Aim:
Go through the entries below and copy each line containing the word "настоящем".

Extracted records:
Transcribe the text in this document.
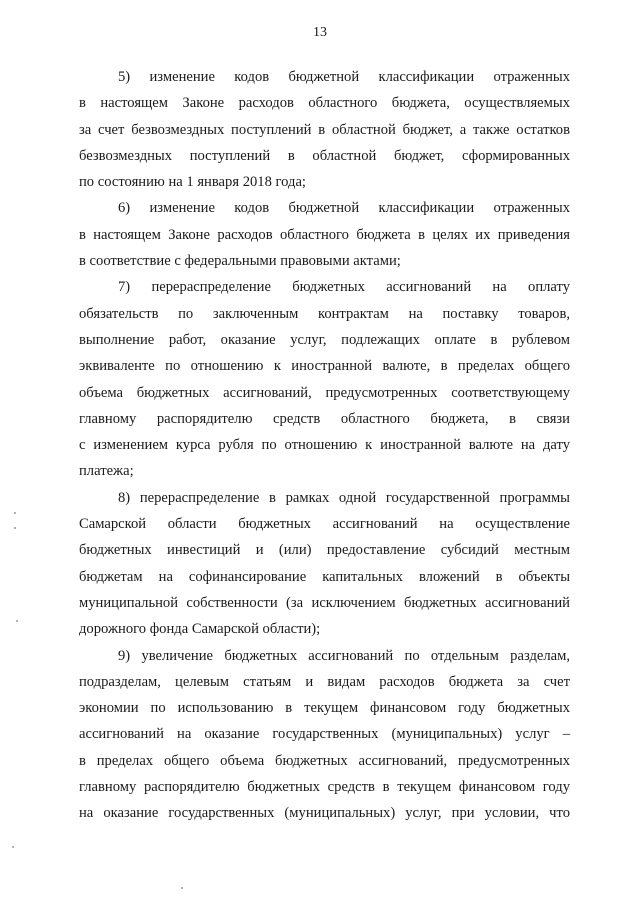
13
5) изменение кодов бюджетной классификации отраженных
в настоящем Законе расходов областного бюджета, осуществляемых
за счет безвозмездных поступлений в областной бюджет, а также остатков
безвозмездных поступлений в областной бюджет, сформированных
по состоянию на 1 января 2018 года;
6) изменение кодов бюджетной классификации отраженных
в настоящем Законе расходов областного бюджета в целях их приведения
в соответствие с федеральными правовыми актами;
7) перераспределение бюджетных ассигнований на оплату
обязательств по заключенным контрактам на поставку товаров,
выполнение работ, оказание услуг, подлежащих оплате в рублевом
эквиваленте по отношению к иностранной валюте, в пределах общего
объема бюджетных ассигнований, предусмотренных соответствующему
главному распорядителю средств областного бюджета, в связи
с изменением курса рубля по отношению к иностранной валюте на дату
платежа;
8) перераспределение в рамках одной государственной программы
Самарской области бюджетных ассигнований на осуществление
бюджетных инвестиций и (или) предоставление субсидий местным
бюджетам на софинансирование капитальных вложений в объекты
муниципальной собственности (за исключением бюджетных ассигнований
дорожного фонда Самарской области);
9) увеличение бюджетных ассигнований по отдельным разделам,
подразделам, целевым статьям и видам расходов бюджета за счет
экономии по использованию в текущем финансовом году бюджетных
ассигнований на оказание государственных (муниципальных) услуг –
в пределах общего объема бюджетных ассигнований, предусмотренных
главному распорядителю бюджетных средств в текущем финансовом году
на оказание государственных (муниципальных) услуг, при условии, что
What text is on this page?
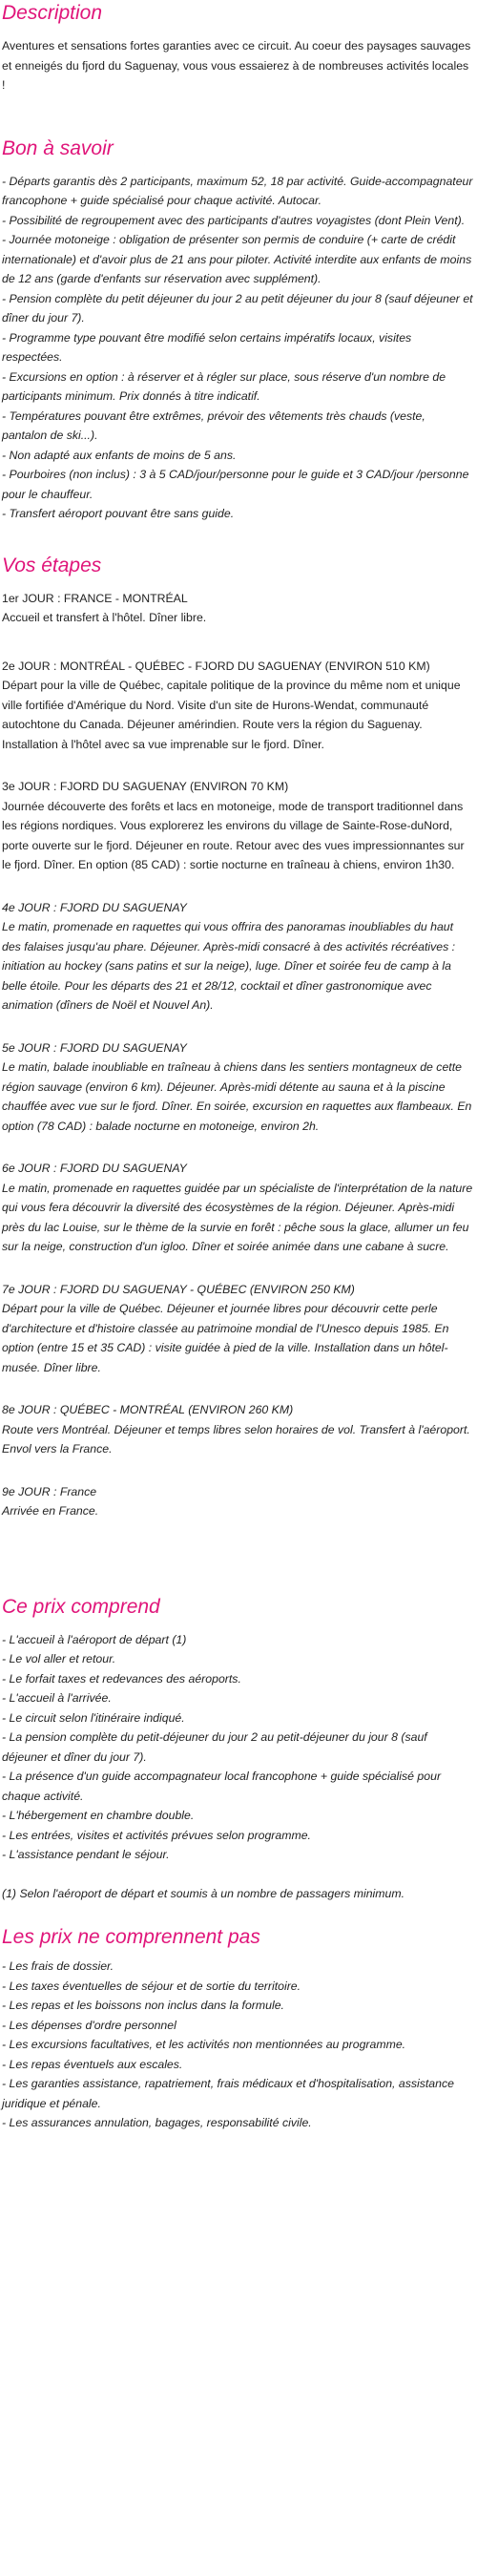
Description

Aventures et sensations fortes garanties avec ce circuit. Au coeur des paysages sauvages et enneigés du fjord du Saguenay, vous vous essaierez à de nombreuses activités locales !

Bon à savoir
- Départs garantis dès 2 participants, maximum 52, 18 par activité. Guide-accompagnateur francophone + guide spécialisé pour chaque activité. Autocar.
- Possibilité de regroupement avec des participants d'autres voyagistes (dont Plein Vent).
- Journée motoneige : obligation de présenter son permis de conduire (+ carte de crédit internationale) et d'avoir plus de 21 ans pour piloter. Activité interdite aux enfants de moins de 12 ans (garde d'enfants sur réservation avec supplément).
- Pension complète du petit déjeuner du jour 2 au petit déjeuner du jour 8 (sauf déjeuner et dîner du jour 7).
- Programme type pouvant être modifié selon certains impératifs locaux, visites respectées.
- Excursions en option : à réserver et à régler sur place, sous réserve d'un nombre de participants minimum. Prix donnés à titre indicatif.
- Températures pouvant être extrêmes, prévoir des vêtements très chauds (veste, pantalon de ski...).
- Non adapté aux enfants de moins de 5 ans.
- Pourboires (non inclus) : 3 à 5 CAD/jour/personne pour le guide et 3 CAD/jour /personne pour le chauffeur.
- Transfert aéroport pouvant être sans guide.
Vos étapes
1er JOUR : FRANCE - MONTRÉAL
Accueil et transfert à l'hôtel. Dîner libre.
2e JOUR : MONTRÉAL - QUÉBEC - FJORD DU SAGUENAY (ENVIRON 510 KM)
Départ pour la ville de Québec, capitale politique de la province du même nom et unique ville fortifiée d'Amérique du Nord. Visite d'un site de Hurons-Wendat, communauté autochtone du Canada. Déjeuner amérindien. Route vers la région du Saguenay. Installation à l'hôtel avec sa vue imprenable sur le fjord. Dîner.
3e JOUR : FJORD DU SAGUENAY (ENVIRON 70 KM)
Journée découverte des forêts et lacs en motoneige, mode de transport traditionnel dans les régions nordiques. Vous explorerez les environs du village de Sainte-Rose-duNord, porte ouverte sur le fjord. Déjeuner en route. Retour avec des vues impressionnantes sur le fjord. Dîner. En option (85 CAD) : sortie nocturne en traîneau à chiens, environ 1h30.
4e JOUR : FJORD DU SAGUENAY
Le matin, promenade en raquettes qui vous offrira des panoramas inoubliables du haut des falaises jusqu'au phare. Déjeuner. Après-midi consacré à des activités récréatives : initiation au hockey (sans patins et sur la neige), luge. Dîner et soirée feu de camp à la belle étoile. Pour les départs des 21 et 28/12, cocktail et dîner gastronomique avec animation (dîners de Noël et Nouvel An).
5e JOUR : FJORD DU SAGUENAY
Le matin, balade inoubliable en traîneau à chiens dans les sentiers montagneux de cette région sauvage (environ 6 km). Déjeuner. Après-midi détente au sauna et à la piscine chauffée avec vue sur le fjord. Dîner. En soirée, excursion en raquettes aux flambeaux. En option (78 CAD) : balade nocturne en motoneige, environ 2h.
6e JOUR : FJORD DU SAGUENAY
Le matin, promenade en raquettes guidée par un spécialiste de l'interprétation de la nature qui vous fera découvrir la diversité des écosystèmes de la région. Déjeuner. Après-midi près du lac Louise, sur le thème de la survie en forêt : pêche sous la glace, allumer un feu sur la neige, construction d'un igloo. Dîner et soirée animée dans une cabane à sucre.
7e JOUR : FJORD DU SAGUENAY - QUÉBEC (ENVIRON 250 KM)
Départ pour la ville de Québec. Déjeuner et journée libres pour découvrir cette perle d'architecture et d'histoire classée au patrimoine mondial de l'Unesco depuis 1985. En option (entre 15 et 35 CAD) : visite guidée à pied de la ville. Installation dans un hôtel-musée. Dîner libre.
8e JOUR : QUÉBEC - MONTRÉAL (ENVIRON 260 KM)
Route vers Montréal. Déjeuner et temps libres selon horaires de vol. Transfert à l'aéroport. Envol vers la France.
9e JOUR : France
Arrivée en France.
Ce prix comprend
- L'accueil à l'aéroport de départ (1)
- Le vol aller et retour.
- Le forfait taxes et redevances des aéroports.
- L'accueil à l'arrivée.
- Le circuit selon l'itinéraire indiqué.
- La pension complète du petit-déjeuner du jour 2 au petit-déjeuner du jour 8 (sauf déjeuner et dîner du jour 7).
- La présence d'un guide accompagnateur local francophone + guide spécialisé pour chaque activité.
- L'hébergement en chambre double.
- Les entrées, visites et activités prévues selon programme.
- L'assistance pendant le séjour.
(1) Selon l'aéroport de départ et soumis à un nombre de passagers minimum.
Les prix ne comprennent pas
- Les frais de dossier.
- Les taxes éventuelles de séjour et de sortie du territoire.
- Les repas et les boissons non inclus dans la formule.
- Les dépenses d'ordre personnel
- Les excursions facultatives, et les activités non mentionnées au programme.
- Les repas éventuels aux escales.
- Les garanties assistance, rapatriement, frais médicaux et d'hospitalisation, assistance juridique et pénale.
- Les assurances annulation, bagages, responsabilité civile.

Complete output:
в настоящем Законе расходов областного бюджета, осуществляемых
в настоящем Законе расходов областного бюджета в целях их приведения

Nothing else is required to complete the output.